Task description:
Reproduce the entire listing exactly as written, apart from its pictures.

Recorded information:
+===+

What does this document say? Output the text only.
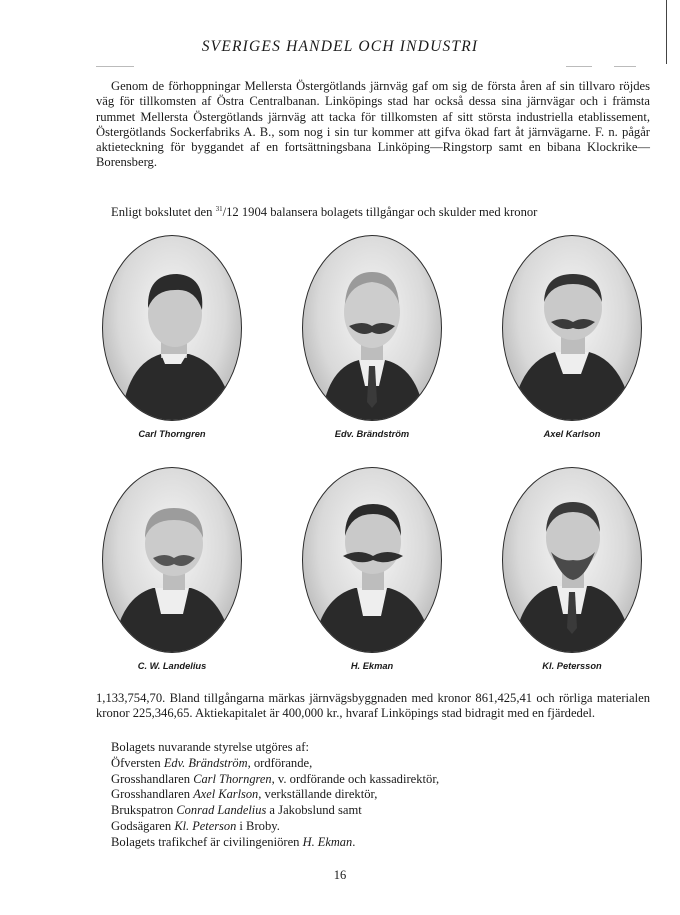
SVERIGES HANDEL OCH INDUSTRI

Genom de förhoppningar Mellersta Östergötlands järnväg gaf om sig de första åren af sin tillvaro röjdes väg för tillkomsten af Östra Centralbanan. Linköpings stad har också dessa sina järnvägar och i främsta rummet Mellersta Östergötlands järnväg att tacka för tillkomsten af sitt största industriella etablissement, Östergötlands Sockerfabriks A. B., som nog i sin tur kommer att gifva ökad fart åt järnvägarne. F. n. pågår aktieteckning för byggandet af en fortsättningsbana Linköping—Ringstorp samt en bibana Klockrike—Borensberg.

Enligt bokslutet den $^{31}$/12 1904 balansera bolagets tillgångar och skulder med kronor

Carl Thorngren	Edv. Brändström	Axel Karlson
C. W. Landelius	H. Ekman	Kl. Petersson

1,133,754,70. Bland tillgångarna märkas järnvägsbyggnaden med kronor 861,425,41 och rörliga materialen kronor 225,346,65. Aktiekapitalet är 400,000 kr., hvaraf Linköpings stad bidragit med en fjärdedel.

Bolagets nuvarande styrelse utgöres af:
Öfversten Edv. Brändström, ordförande,
Grosshandlaren Carl Thorngren, v. ordförande och kassadirektör,
Grosshandlaren Axel Karlson, verkställande direktör,
Brukspatron Conrad Landelius a Jakobslund samt
Godsägaren Kl. Peterson i Broby.
Bolagets trafikchef är civilingeniören H. Ekman.
16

+===+

Written response:
What does this document say? Output the text only.
SVERIGES HANDEL OCH INDUSTRI

Genom de förhoppningar Mellersta Östergötlands järnväg gaf om sig de första åren af sin tillvaro röjdes väg för tillkomsten af Östra Centralbanan. Linköpings stad har också dessa sina järnvägar och i främsta rummet Mellersta Östergötlands järnväg att tacka för tillkomsten af sitt största industriella etablissement, Östergötlands Sockerfabriks A. B., som nog i sin tur kommer att gifva ökad fart åt järnvägarne. F. n. pågår aktieteckning för byggandet af en fortsättningsbana Linköping—Ringstorp samt en bibana Klockrike—Borensberg.

Enligt bokslutet den $^{31}$/12 1904 balansera bolagets tillgångar och skulder med kronor

Carl Thorngren	Edv. Brändström	Axel Karlson
C. W. Landelius	H. Ekman	Kl. Petersson

1,133,754,70. Bland tillgångarna märkas järnvägsbyggnaden med kronor 861,425,41 och rörliga materialen kronor 225,346,65. Aktiekapitalet är 400,000 kr., hvaraf Linköpings stad bidragit med en fjärdedel.

Bolagets nuvarande styrelse utgöres af:
Öfversten Edv. Brändström, ordförande,
Grosshandlaren Carl Thorngren, v. ordförande och kassadirektör,
Grosshandlaren Axel Karlson, verkställande direktör,
Brukspatron Conrad Landelius a Jakobslund samt
Godsägaren Kl. Peterson i Broby.
Bolagets trafikchef är civilingeniören H. Ekman.
16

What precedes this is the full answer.